* _THE INPUT_:
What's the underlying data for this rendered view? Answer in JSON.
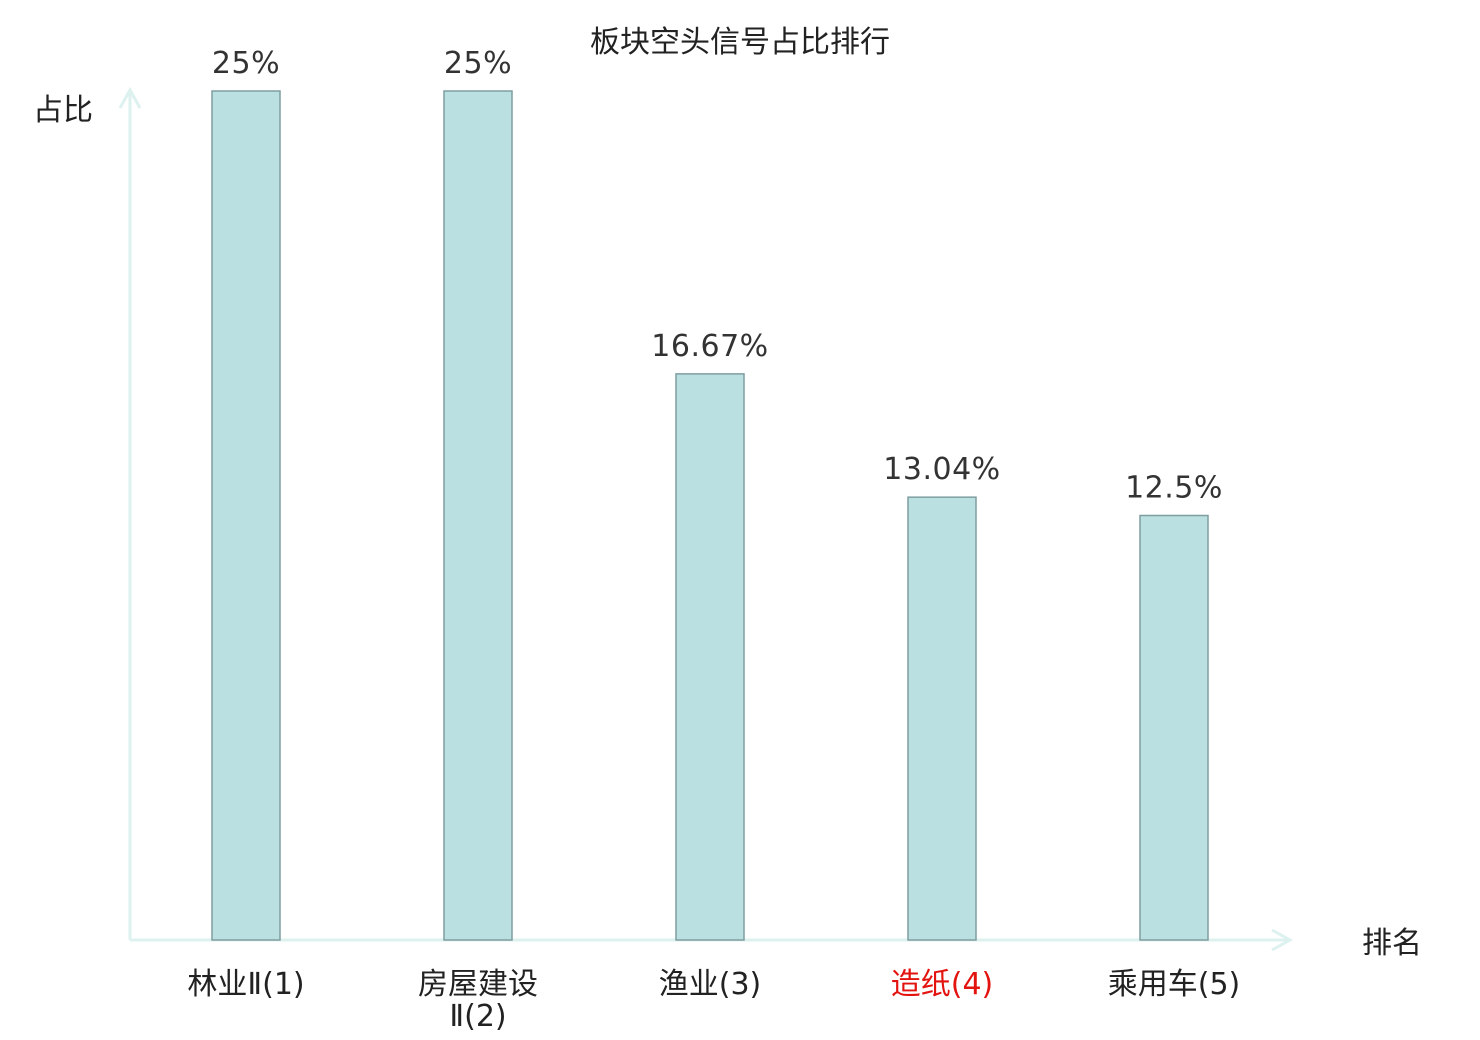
{
  "chart_data": {
    "type": "bar",
    "title": "板块空头信号占比排行",
    "ylabel": "占比",
    "xlabel": "排名",
    "categories": [
      {
        "lines": [
          "林业Ⅱ(1)"
        ],
        "highlight": false
      },
      {
        "lines": [
          "房屋建设",
          "Ⅱ(2)"
        ],
        "highlight": false
      },
      {
        "lines": [
          "渔业(3)"
        ],
        "highlight": false
      },
      {
        "lines": [
          "造纸(4)"
        ],
        "highlight": true
      },
      {
        "lines": [
          "乘用车(5)"
        ],
        "highlight": false
      }
    ],
    "values": [
      25,
      25,
      16.67,
      13.04,
      12.5
    ],
    "value_labels": [
      "25%",
      "25%",
      "16.67%",
      "13.04%",
      "12.5%"
    ],
    "ylim": [
      0,
      25
    ],
    "grid": false,
    "colors": {
      "bar_fill": "#bbe0e2",
      "bar_stroke": "#7f9ea0",
      "axis": "#ddf1ef",
      "highlight_text": "#e3130f",
      "text": "#222222"
    }
  }
}
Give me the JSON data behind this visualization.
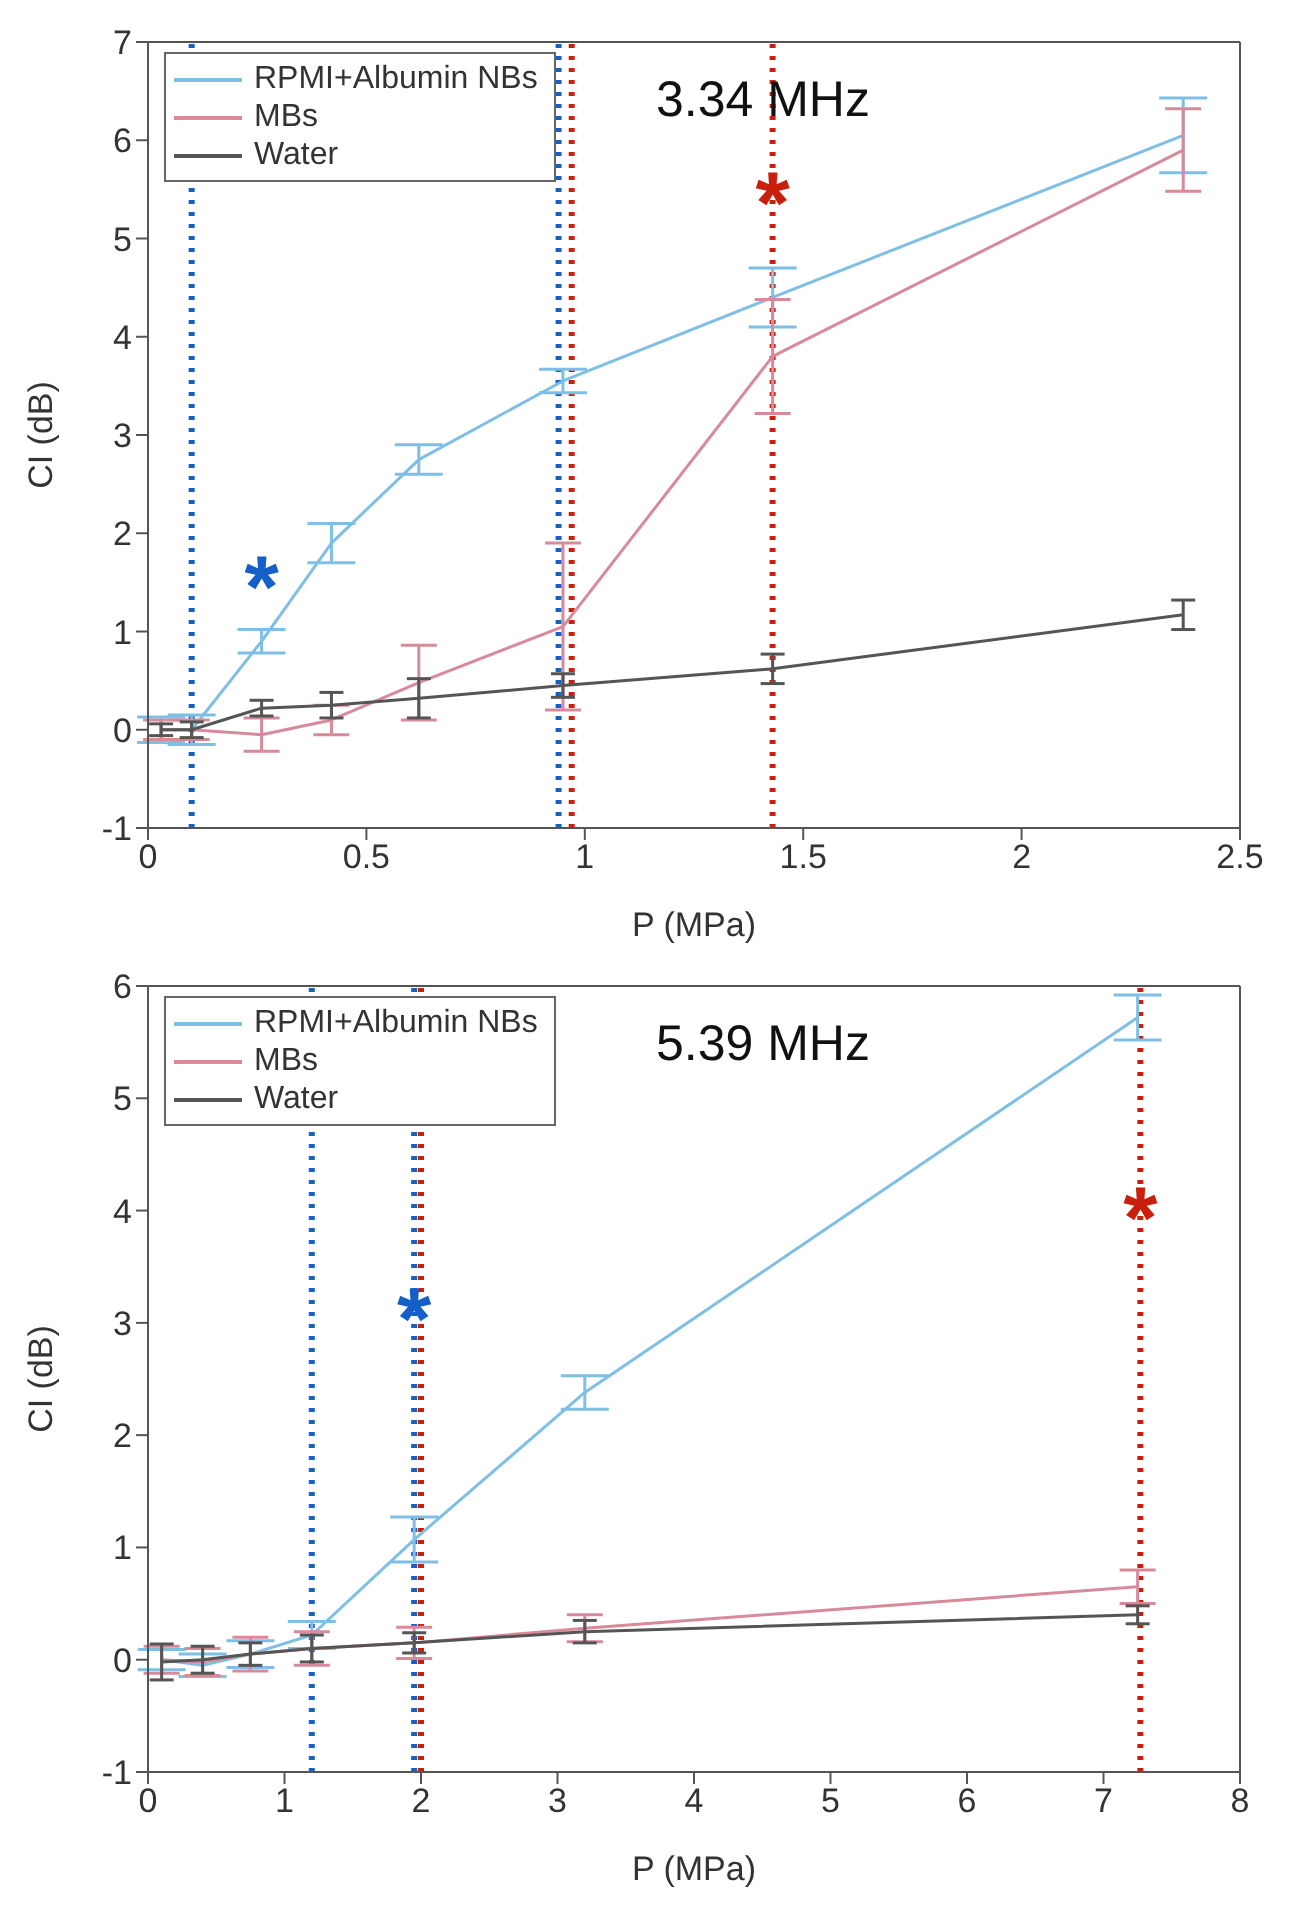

* _EXERCISE GOAL_: Transcribe the whole listing exactly. Pictures are excluded.

* _THE ANSWER_:
What's the underlying data for this rendered view? Answer in JSON.
{
  "chart_data": {
    "type": "bar",
    "title": "板块空头信号占比排行",
    "ylabel": "占比",
    "xlabel": "排名",
    "categories": [
      {
        "lines": [
          "林业Ⅱ(1)"
        ],
        "highlight": false
      },
      {
        "lines": [
          "房屋建设",
          "Ⅱ(2)"
        ],
        "highlight": false
      },
      {
        "lines": [
          "渔业(3)"
        ],
        "highlight": false
      },
      {
        "lines": [
          "造纸(4)"
        ],
        "highlight": true
      },
      {
        "lines": [
          "乘用车(5)"
        ],
        "highlight": false
      }
    ],
    "values": [
      25,
      25,
      16.67,
      13.04,
      12.5
    ],
    "value_labels": [
      "25%",
      "25%",
      "16.67%",
      "13.04%",
      "12.5%"
    ],
    "ylim": [
      0,
      25
    ],
    "grid": false,
    "colors": {
      "bar_fill": "#bbe0e2",
      "bar_stroke": "#7f9ea0",
      "axis": "#ddf1ef",
      "highlight_text": "#e3130f",
      "text": "#222222"
    }
  }
}
Give me the JSON data behind this visualization.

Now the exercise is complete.